Instruction ▸
All material below is to be reproduced exactly.

Data records ▸
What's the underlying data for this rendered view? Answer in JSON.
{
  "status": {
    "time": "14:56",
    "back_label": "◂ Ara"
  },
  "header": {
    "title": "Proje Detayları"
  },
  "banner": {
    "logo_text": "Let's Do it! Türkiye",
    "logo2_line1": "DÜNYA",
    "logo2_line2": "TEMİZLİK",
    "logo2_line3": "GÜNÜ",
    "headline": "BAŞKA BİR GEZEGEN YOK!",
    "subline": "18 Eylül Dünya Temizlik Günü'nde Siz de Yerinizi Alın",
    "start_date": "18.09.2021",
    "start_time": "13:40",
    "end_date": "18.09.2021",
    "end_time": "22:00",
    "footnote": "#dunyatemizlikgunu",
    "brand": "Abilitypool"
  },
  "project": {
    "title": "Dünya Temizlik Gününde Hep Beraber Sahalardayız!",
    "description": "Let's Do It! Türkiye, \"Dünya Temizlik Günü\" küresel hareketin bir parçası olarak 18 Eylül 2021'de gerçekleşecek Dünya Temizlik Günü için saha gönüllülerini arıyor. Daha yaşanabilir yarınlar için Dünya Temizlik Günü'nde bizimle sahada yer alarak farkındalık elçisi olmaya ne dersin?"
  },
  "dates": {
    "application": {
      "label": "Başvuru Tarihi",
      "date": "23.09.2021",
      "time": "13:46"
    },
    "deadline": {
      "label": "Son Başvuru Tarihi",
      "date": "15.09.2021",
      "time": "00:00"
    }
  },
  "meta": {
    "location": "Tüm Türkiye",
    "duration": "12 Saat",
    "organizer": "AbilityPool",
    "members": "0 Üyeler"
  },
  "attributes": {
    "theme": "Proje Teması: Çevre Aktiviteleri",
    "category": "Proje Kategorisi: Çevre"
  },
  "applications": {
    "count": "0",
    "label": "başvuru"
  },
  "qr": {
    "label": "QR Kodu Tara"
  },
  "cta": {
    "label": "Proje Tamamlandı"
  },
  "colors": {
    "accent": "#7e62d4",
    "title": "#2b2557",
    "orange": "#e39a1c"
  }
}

Result of this exercise ▸
What's the underlying data for this rendered view? Answer in JSON.
{
  "status": {
    "time": "14:56",
    "back_label": "◂ Ara"
  },
  "header": {
    "title": "Proje Detayları"
  },
  "banner": {
    "logo_text": "Let's Do it! Türkiye",
    "logo2_line1": "DÜNYA",
    "logo2_line2": "TEMİZLİK",
    "logo2_line3": "GÜNÜ",
    "headline": "BAŞKA BİR GEZEGEN YOK!",
    "subline": "18 Eylül Dünya Temizlik Günü'nde Siz de Yerinizi Alın",
    "start_date": "18.09.2021",
    "start_time": "13:40",
    "end_date": "18.09.2021",
    "end_time": "22:00",
    "footnote": "#dunyatemizlikgunu",
    "brand": "Abilitypool"
  },
  "project": {
    "title": "Dünya Temizlik Gününde Hep Beraber Sahalardayız!",
    "description": "Let's Do It! Türkiye, \"Dünya Temizlik Günü\" küresel hareketin bir parçası olarak 18 Eylül 2021'de gerçekleşecek Dünya Temizlik Günü için saha gönüllülerini arıyor. Daha yaşanabilir yarınlar için Dünya Temizlik Günü'nde bizimle sahada yer alarak farkındalık elçisi olmaya ne dersin?"
  },
  "dates": {
    "application": {
      "label": "Başvuru Tarihi",
      "date": "23.09.2021",
      "time": "13:46"
    },
    "deadline": {
      "label": "Son Başvuru Tarihi",
      "date": "15.09.2021",
      "time": "00:00"
    }
  },
  "meta": {
    "location": "Tüm Türkiye",
    "duration": "12 Saat",
    "organizer": "AbilityPool",
    "members": "0 Üyeler"
  },
  "attributes": {
    "theme": "Proje Teması: Çevre Aktiviteleri",
    "category": "Proje Kategorisi: Çevre"
  },
  "applications": {
    "count": "0",
    "label": "başvuru"
  },
  "qr": {
    "label": "QR Kodu Tara"
  },
  "cta": {
    "label": "Proje Tamamlandı"
  },
  "colors": {
    "accent": "#7e62d4",
    "title": "#2b2557",
    "orange": "#e39a1c"
  }
}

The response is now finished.